Data extracted from a collection –

******************************

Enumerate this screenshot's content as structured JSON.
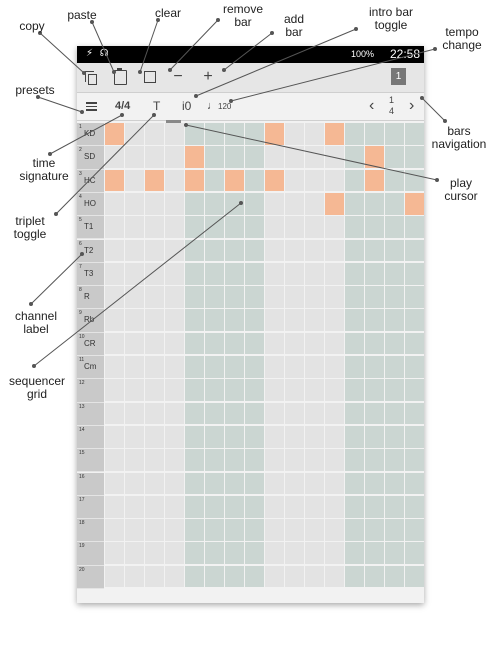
{
  "status": {
    "left": "⚡ ☊",
    "battery": "100%",
    "time": "22:58"
  },
  "toolbar": {
    "bar_indicator": "1"
  },
  "seqbar": {
    "presets_icon": "list-icon",
    "time_signature": "4/4",
    "triplet": "T",
    "intro": "i0",
    "tempo_note": "♩",
    "tempo_value": "120",
    "prev": "‹",
    "bar_num": "1",
    "bar_total": "4",
    "next": "›"
  },
  "channels": [
    {
      "num": "1",
      "name": "KD"
    },
    {
      "num": "2",
      "name": "SD"
    },
    {
      "num": "3",
      "name": "HC"
    },
    {
      "num": "4",
      "name": "HO"
    },
    {
      "num": "5",
      "name": "T1"
    },
    {
      "num": "6",
      "name": "T2"
    },
    {
      "num": "7",
      "name": "T3"
    },
    {
      "num": "8",
      "name": "R"
    },
    {
      "num": "9",
      "name": "Rb"
    },
    {
      "num": "10",
      "name": "CR"
    },
    {
      "num": "11",
      "name": "Cm"
    },
    {
      "num": "12",
      "name": ""
    },
    {
      "num": "13",
      "name": ""
    },
    {
      "num": "14",
      "name": ""
    },
    {
      "num": "15",
      "name": ""
    },
    {
      "num": "16",
      "name": ""
    },
    {
      "num": "17",
      "name": ""
    },
    {
      "num": "18",
      "name": ""
    },
    {
      "num": "19",
      "name": ""
    },
    {
      "num": "20",
      "name": ""
    }
  ],
  "active_cells": [
    [
      0,
      0
    ],
    [
      0,
      8
    ],
    [
      0,
      11
    ],
    [
      1,
      4
    ],
    [
      1,
      13
    ],
    [
      2,
      0
    ],
    [
      2,
      2
    ],
    [
      2,
      4
    ],
    [
      2,
      6
    ],
    [
      2,
      8
    ],
    [
      2,
      13
    ],
    [
      3,
      11
    ],
    [
      3,
      15
    ]
  ],
  "colors": {
    "active": "#f5b894",
    "light": "#e3e3e3",
    "teal": "#cbd6d2",
    "label": "#c9c9c9"
  },
  "callouts": {
    "copy": "copy",
    "paste": "paste",
    "clear": "clear",
    "remove_bar": "remove\nbar",
    "add_bar": "add\nbar",
    "intro_toggle": "intro bar\ntoggle",
    "tempo_change": "tempo\nchange",
    "presets": "presets",
    "bars_navigation": "bars\nnavigation",
    "time_signature": "time\nsignature",
    "play_cursor": "play\ncursor",
    "triplet_toggle": "triplet\ntoggle",
    "channel_label": "channel\nlabel",
    "sequencer_grid": "sequencer\ngrid"
  }
}
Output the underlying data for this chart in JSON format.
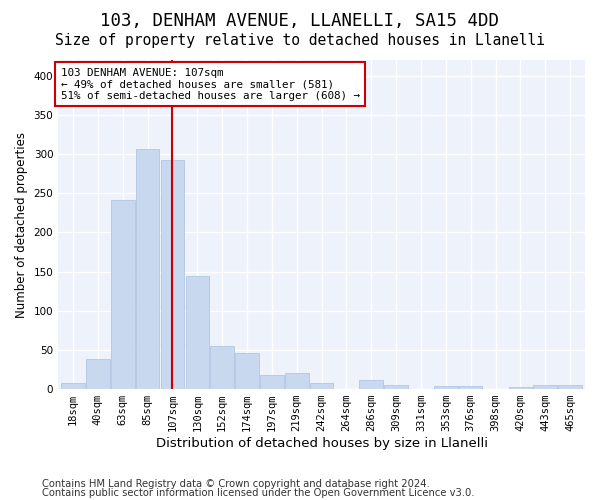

******************************

Task objective – Reproduce the material word for word, minus the images.

Output of the task –
Enumerate this screenshot's content as structured JSON.
{
  "status": {
    "left": "⚡ ☊",
    "battery": "100%",
    "time": "22:58"
  },
  "toolbar": {
    "bar_indicator": "1"
  },
  "seqbar": {
    "presets_icon": "list-icon",
    "time_signature": "4/4",
    "triplet": "T",
    "intro": "i0",
    "tempo_note": "♩",
    "tempo_value": "120",
    "prev": "‹",
    "bar_num": "1",
    "bar_total": "4",
    "next": "›"
  },
  "channels": [
    {
      "num": "1",
      "name": "KD"
    },
    {
      "num": "2",
      "name": "SD"
    },
    {
      "num": "3",
      "name": "HC"
    },
    {
      "num": "4",
      "name": "HO"
    },
    {
      "num": "5",
      "name": "T1"
    },
    {
      "num": "6",
      "name": "T2"
    },
    {
      "num": "7",
      "name": "T3"
    },
    {
      "num": "8",
      "name": "R"
    },
    {
      "num": "9",
      "name": "Rb"
    },
    {
      "num": "10",
      "name": "CR"
    },
    {
      "num": "11",
      "name": "Cm"
    },
    {
      "num": "12",
      "name": ""
    },
    {
      "num": "13",
      "name": ""
    },
    {
      "num": "14",
      "name": ""
    },
    {
      "num": "15",
      "name": ""
    },
    {
      "num": "16",
      "name": ""
    },
    {
      "num": "17",
      "name": ""
    },
    {
      "num": "18",
      "name": ""
    },
    {
      "num": "19",
      "name": ""
    },
    {
      "num": "20",
      "name": ""
    }
  ],
  "active_cells": [
    [
      0,
      0
    ],
    [
      0,
      8
    ],
    [
      0,
      11
    ],
    [
      1,
      4
    ],
    [
      1,
      13
    ],
    [
      2,
      0
    ],
    [
      2,
      2
    ],
    [
      2,
      4
    ],
    [
      2,
      6
    ],
    [
      2,
      8
    ],
    [
      2,
      13
    ],
    [
      3,
      11
    ],
    [
      3,
      15
    ]
  ],
  "colors": {
    "active": "#f5b894",
    "light": "#e3e3e3",
    "teal": "#cbd6d2",
    "label": "#c9c9c9"
  },
  "callouts": {
    "copy": "copy",
    "paste": "paste",
    "clear": "clear",
    "remove_bar": "remove\nbar",
    "add_bar": "add\nbar",
    "intro_toggle": "intro bar\ntoggle",
    "tempo_change": "tempo\nchange",
    "presets": "presets",
    "bars_navigation": "bars\nnavigation",
    "time_signature": "time\nsignature",
    "play_cursor": "play\ncursor",
    "triplet_toggle": "triplet\ntoggle",
    "channel_label": "channel\nlabel",
    "sequencer_grid": "sequencer\ngrid"
  }
}
Output the underlying data for this chart in JSON format.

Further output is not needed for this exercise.